-- What you have to do --
Pictures within the data are to be left out; everything else must be reproduced exactly.

-- Record list --
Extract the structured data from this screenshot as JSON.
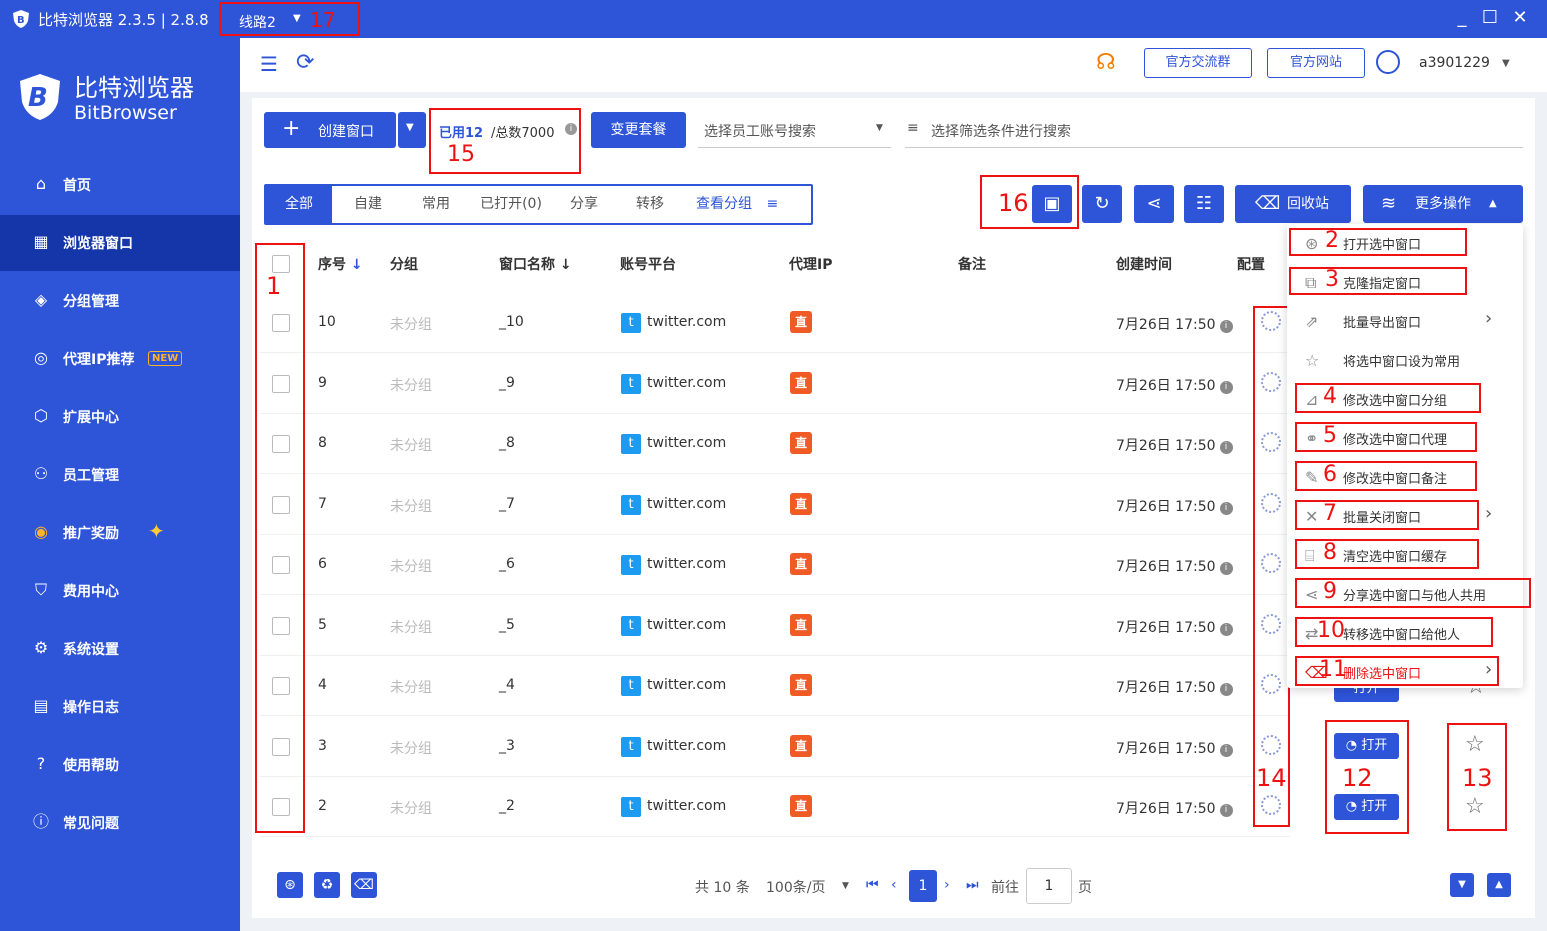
{
  "window": {
    "title": "比特浏览器 2.3.5 | 2.8.8",
    "route_label": "线路2",
    "route_annotation": "17"
  },
  "brand": {
    "name_cn": "比特浏览器",
    "name_en": "BitBrowser"
  },
  "sidebar": {
    "items": [
      {
        "label": "首页",
        "icon": "home-icon"
      },
      {
        "label": "浏览器窗口",
        "icon": "grid-icon",
        "active": true
      },
      {
        "label": "分组管理",
        "icon": "layers-icon"
      },
      {
        "label": "代理IP推荐",
        "icon": "location-icon",
        "badge": "NEW"
      },
      {
        "label": "扩展中心",
        "icon": "cube-icon"
      },
      {
        "label": "员工管理",
        "icon": "users-icon"
      },
      {
        "label": "推广奖励",
        "icon": "gift-icon"
      },
      {
        "label": "费用中心",
        "icon": "shield-icon"
      },
      {
        "label": "系统设置",
        "icon": "gear-icon"
      },
      {
        "label": "操作日志",
        "icon": "log-icon"
      },
      {
        "label": "使用帮助",
        "icon": "help-icon"
      },
      {
        "label": "常见问题",
        "icon": "info-icon"
      }
    ]
  },
  "header": {
    "group_chat": "官方交流群",
    "website": "官方网站",
    "username": "a3901229"
  },
  "toolbar": {
    "create_label": "创建窗口",
    "used": "已用12",
    "total": "/总数7000",
    "usage_annotation": "15",
    "change_plan": "变更套餐",
    "employee_search_placeholder": "选择员工账号搜索",
    "filter_placeholder": "选择筛选条件进行搜索",
    "recycle_label": "回收站",
    "more_label": "更多操作",
    "save_annotation": "16"
  },
  "tabs": [
    "全部",
    "自建",
    "常用",
    "已打开(0)",
    "分享",
    "转移",
    "查看分组"
  ],
  "table": {
    "headers": [
      "序号",
      "分组",
      "窗口名称",
      "账号平台",
      "代理IP",
      "备注",
      "创建时间",
      "配置"
    ],
    "rows": [
      {
        "seq": "10",
        "group": "未分组",
        "name": "_10",
        "platform": "twitter.com",
        "proxy": "直",
        "created": "7月26日 17:50"
      },
      {
        "seq": "9",
        "group": "未分组",
        "name": "_9",
        "platform": "twitter.com",
        "proxy": "直",
        "created": "7月26日 17:50"
      },
      {
        "seq": "8",
        "group": "未分组",
        "name": "_8",
        "platform": "twitter.com",
        "proxy": "直",
        "created": "7月26日 17:50"
      },
      {
        "seq": "7",
        "group": "未分组",
        "name": "_7",
        "platform": "twitter.com",
        "proxy": "直",
        "created": "7月26日 17:50"
      },
      {
        "seq": "6",
        "group": "未分组",
        "name": "_6",
        "platform": "twitter.com",
        "proxy": "直",
        "created": "7月26日 17:50"
      },
      {
        "seq": "5",
        "group": "未分组",
        "name": "_5",
        "platform": "twitter.com",
        "proxy": "直",
        "created": "7月26日 17:50"
      },
      {
        "seq": "4",
        "group": "未分组",
        "name": "_4",
        "platform": "twitter.com",
        "proxy": "直",
        "created": "7月26日 17:50"
      },
      {
        "seq": "3",
        "group": "未分组",
        "name": "_3",
        "platform": "twitter.com",
        "proxy": "直",
        "created": "7月26日 17:50"
      },
      {
        "seq": "2",
        "group": "未分组",
        "name": "_2",
        "platform": "twitter.com",
        "proxy": "直",
        "created": "7月26日 17:50"
      }
    ],
    "open_label": "打开"
  },
  "annotations": {
    "checkbox_col": "1",
    "config_col": "14",
    "open_col": "12",
    "star_col": "13"
  },
  "menu": {
    "items": [
      {
        "num": "2",
        "label": "打开选中窗口"
      },
      {
        "num": "3",
        "label": "克隆指定窗口"
      },
      {
        "num": "",
        "label": "批量导出窗口"
      },
      {
        "num": "",
        "label": "将选中窗口设为常用"
      },
      {
        "num": "4",
        "label": "修改选中窗口分组"
      },
      {
        "num": "5",
        "label": "修改选中窗口代理"
      },
      {
        "num": "6",
        "label": "修改选中窗口备注"
      },
      {
        "num": "7",
        "label": "批量关闭窗口"
      },
      {
        "num": "8",
        "label": "清空选中窗口缓存"
      },
      {
        "num": "9",
        "label": "分享选中窗口与他人共用"
      },
      {
        "num": "10",
        "label": "转移选中窗口给他人"
      },
      {
        "num": "11",
        "label": "删除选中窗口"
      }
    ]
  },
  "pagination": {
    "total": "共 10 条",
    "page_size": "100条/页",
    "current_page": "1",
    "goto_label": "前往",
    "goto_value": "1",
    "page_suffix": "页"
  },
  "colors": {
    "primary": "#2e54d8",
    "sidebar_active": "#1436a8",
    "annotation": "#ee1111",
    "proxy_badge": "#f05a24"
  }
}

-- Output for this task --
Extract the structured data from this screenshot as JSON.
{
  "window": {
    "title": "比特浏览器 2.3.5 | 2.8.8",
    "route_label": "线路2",
    "route_annotation": "17"
  },
  "brand": {
    "name_cn": "比特浏览器",
    "name_en": "BitBrowser"
  },
  "sidebar": {
    "items": [
      {
        "label": "首页",
        "icon": "home-icon"
      },
      {
        "label": "浏览器窗口",
        "icon": "grid-icon",
        "active": true
      },
      {
        "label": "分组管理",
        "icon": "layers-icon"
      },
      {
        "label": "代理IP推荐",
        "icon": "location-icon",
        "badge": "NEW"
      },
      {
        "label": "扩展中心",
        "icon": "cube-icon"
      },
      {
        "label": "员工管理",
        "icon": "users-icon"
      },
      {
        "label": "推广奖励",
        "icon": "gift-icon"
      },
      {
        "label": "费用中心",
        "icon": "shield-icon"
      },
      {
        "label": "系统设置",
        "icon": "gear-icon"
      },
      {
        "label": "操作日志",
        "icon": "log-icon"
      },
      {
        "label": "使用帮助",
        "icon": "help-icon"
      },
      {
        "label": "常见问题",
        "icon": "info-icon"
      }
    ]
  },
  "header": {
    "group_chat": "官方交流群",
    "website": "官方网站",
    "username": "a3901229"
  },
  "toolbar": {
    "create_label": "创建窗口",
    "used": "已用12",
    "total": "/总数7000",
    "usage_annotation": "15",
    "change_plan": "变更套餐",
    "employee_search_placeholder": "选择员工账号搜索",
    "filter_placeholder": "选择筛选条件进行搜索",
    "recycle_label": "回收站",
    "more_label": "更多操作",
    "save_annotation": "16"
  },
  "tabs": [
    "全部",
    "自建",
    "常用",
    "已打开(0)",
    "分享",
    "转移",
    "查看分组"
  ],
  "table": {
    "headers": [
      "序号",
      "分组",
      "窗口名称",
      "账号平台",
      "代理IP",
      "备注",
      "创建时间",
      "配置"
    ],
    "rows": [
      {
        "seq": "10",
        "group": "未分组",
        "name": "_10",
        "platform": "twitter.com",
        "proxy": "直",
        "created": "7月26日 17:50"
      },
      {
        "seq": "9",
        "group": "未分组",
        "name": "_9",
        "platform": "twitter.com",
        "proxy": "直",
        "created": "7月26日 17:50"
      },
      {
        "seq": "8",
        "group": "未分组",
        "name": "_8",
        "platform": "twitter.com",
        "proxy": "直",
        "created": "7月26日 17:50"
      },
      {
        "seq": "7",
        "group": "未分组",
        "name": "_7",
        "platform": "twitter.com",
        "proxy": "直",
        "created": "7月26日 17:50"
      },
      {
        "seq": "6",
        "group": "未分组",
        "name": "_6",
        "platform": "twitter.com",
        "proxy": "直",
        "created": "7月26日 17:50"
      },
      {
        "seq": "5",
        "group": "未分组",
        "name": "_5",
        "platform": "twitter.com",
        "proxy": "直",
        "created": "7月26日 17:50"
      },
      {
        "seq": "4",
        "group": "未分组",
        "name": "_4",
        "platform": "twitter.com",
        "proxy": "直",
        "created": "7月26日 17:50"
      },
      {
        "seq": "3",
        "group": "未分组",
        "name": "_3",
        "platform": "twitter.com",
        "proxy": "直",
        "created": "7月26日 17:50"
      },
      {
        "seq": "2",
        "group": "未分组",
        "name": "_2",
        "platform": "twitter.com",
        "proxy": "直",
        "created": "7月26日 17:50"
      }
    ],
    "open_label": "打开"
  },
  "annotations": {
    "checkbox_col": "1",
    "config_col": "14",
    "open_col": "12",
    "star_col": "13"
  },
  "menu": {
    "items": [
      {
        "num": "2",
        "label": "打开选中窗口"
      },
      {
        "num": "3",
        "label": "克隆指定窗口"
      },
      {
        "num": "",
        "label": "批量导出窗口"
      },
      {
        "num": "",
        "label": "将选中窗口设为常用"
      },
      {
        "num": "4",
        "label": "修改选中窗口分组"
      },
      {
        "num": "5",
        "label": "修改选中窗口代理"
      },
      {
        "num": "6",
        "label": "修改选中窗口备注"
      },
      {
        "num": "7",
        "label": "批量关闭窗口"
      },
      {
        "num": "8",
        "label": "清空选中窗口缓存"
      },
      {
        "num": "9",
        "label": "分享选中窗口与他人共用"
      },
      {
        "num": "10",
        "label": "转移选中窗口给他人"
      },
      {
        "num": "11",
        "label": "删除选中窗口"
      }
    ]
  },
  "pagination": {
    "total": "共 10 条",
    "page_size": "100条/页",
    "current_page": "1",
    "goto_label": "前往",
    "goto_value": "1",
    "page_suffix": "页"
  },
  "colors": {
    "primary": "#2e54d8",
    "sidebar_active": "#1436a8",
    "annotation": "#ee1111",
    "proxy_badge": "#f05a24"
  }
}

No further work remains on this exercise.